=== RECORDS PROVIDED ===

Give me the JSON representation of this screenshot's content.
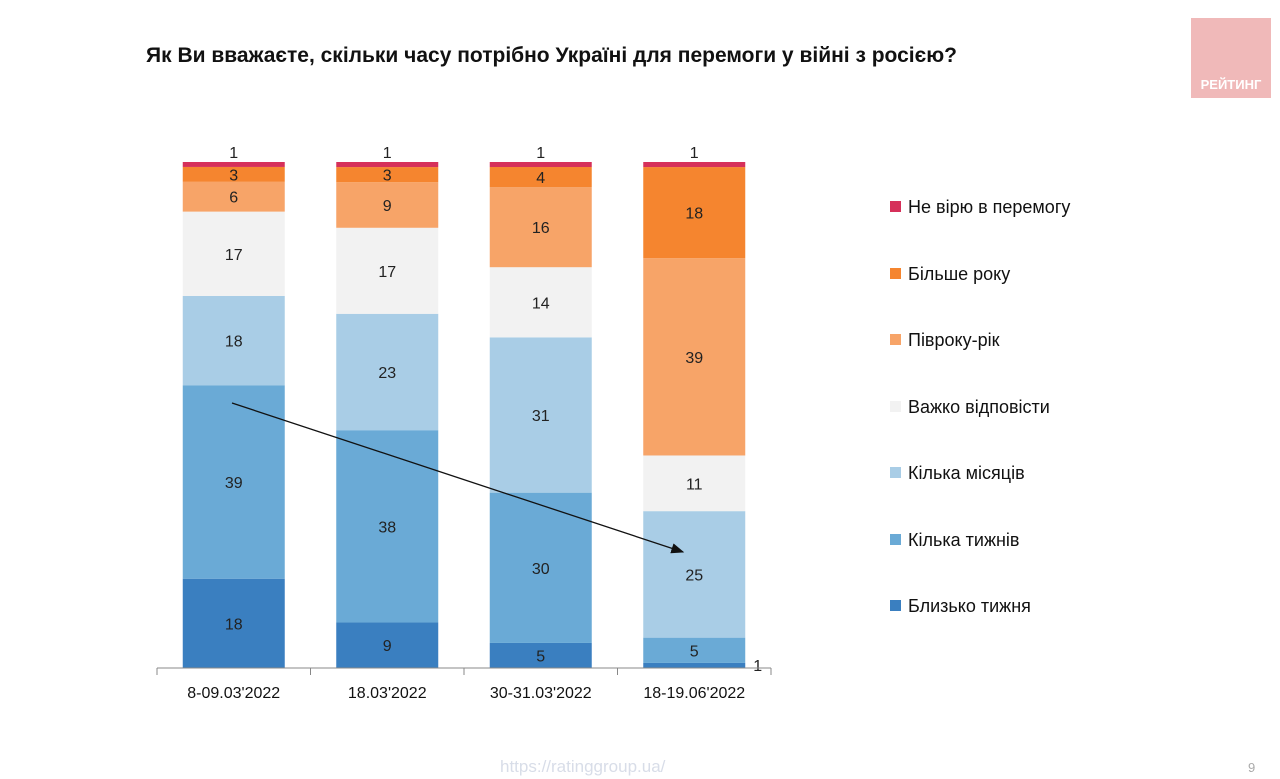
{
  "title": "Як Ви вважаєте, скільки часу потрібно Україні для перемоги у війні з росією?",
  "logo_text": "РЕЙТИНГ",
  "url": "https://ratinggroup.ua/",
  "page_number": "9",
  "chart_data": {
    "type": "bar",
    "stacked": true,
    "title": "Як Ви вважаєте, скільки часу потрібно Україні для перемоги у війні з росією?",
    "categories": [
      "8-09.03'2022",
      "18.03'2022",
      "30-31.03'2022",
      "18-19.06'2022"
    ],
    "series": [
      {
        "name": "Близько тижня",
        "color": "#3a7fc0",
        "values": [
          18,
          9,
          5,
          1
        ]
      },
      {
        "name": "Кілька тижнів",
        "color": "#6aaad6",
        "values": [
          39,
          38,
          30,
          5
        ]
      },
      {
        "name": "Кілька місяців",
        "color": "#a9cde6",
        "values": [
          18,
          23,
          31,
          25
        ]
      },
      {
        "name": "Важко відповісти",
        "color": "#f2f2f2",
        "values": [
          17,
          17,
          14,
          11
        ]
      },
      {
        "name": "Півроку-рік",
        "color": "#f7a468",
        "values": [
          6,
          9,
          16,
          39
        ]
      },
      {
        "name": "Більше року",
        "color": "#f5852f",
        "values": [
          3,
          3,
          4,
          18
        ]
      },
      {
        "name": "Не вірю в перемогу",
        "color": "#d6305a",
        "values": [
          1,
          1,
          1,
          1
        ]
      }
    ],
    "legend_placement": "right",
    "legend_order": [
      "Не вірю в перемогу",
      "Більше року",
      "Півроку-рік",
      "Важко відповісти",
      "Кілька місяців",
      "Кілька тижнів",
      "Близько тижня"
    ],
    "annotation": "arrow showing downward trend",
    "grid": false,
    "y_axis_visible": false
  }
}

===

**SHORT EXERCISE**
From the listing, extract all text exactly as given and drop any picture.

**EXERCISE OUTPUT**
Give me the JSON representation of this screenshot's content.
{
  "title": "Як Ви вважаєте, скільки часу потрібно Україні для перемоги у війні з росією?",
  "logo_text": "РЕЙТИНГ",
  "url": "https://ratinggroup.ua/",
  "page_number": "9",
  "chart_data": {
    "type": "bar",
    "stacked": true,
    "title": "Як Ви вважаєте, скільки часу потрібно Україні для перемоги у війні з росією?",
    "categories": [
      "8-09.03'2022",
      "18.03'2022",
      "30-31.03'2022",
      "18-19.06'2022"
    ],
    "series": [
      {
        "name": "Близько тижня",
        "color": "#3a7fc0",
        "values": [
          18,
          9,
          5,
          1
        ]
      },
      {
        "name": "Кілька тижнів",
        "color": "#6aaad6",
        "values": [
          39,
          38,
          30,
          5
        ]
      },
      {
        "name": "Кілька місяців",
        "color": "#a9cde6",
        "values": [
          18,
          23,
          31,
          25
        ]
      },
      {
        "name": "Важко відповісти",
        "color": "#f2f2f2",
        "values": [
          17,
          17,
          14,
          11
        ]
      },
      {
        "name": "Півроку-рік",
        "color": "#f7a468",
        "values": [
          6,
          9,
          16,
          39
        ]
      },
      {
        "name": "Більше року",
        "color": "#f5852f",
        "values": [
          3,
          3,
          4,
          18
        ]
      },
      {
        "name": "Не вірю в перемогу",
        "color": "#d6305a",
        "values": [
          1,
          1,
          1,
          1
        ]
      }
    ],
    "legend_placement": "right",
    "legend_order": [
      "Не вірю в перемогу",
      "Більше року",
      "Півроку-рік",
      "Важко відповісти",
      "Кілька місяців",
      "Кілька тижнів",
      "Близько тижня"
    ],
    "annotation": "arrow showing downward trend",
    "grid": false,
    "y_axis_visible": false
  }
}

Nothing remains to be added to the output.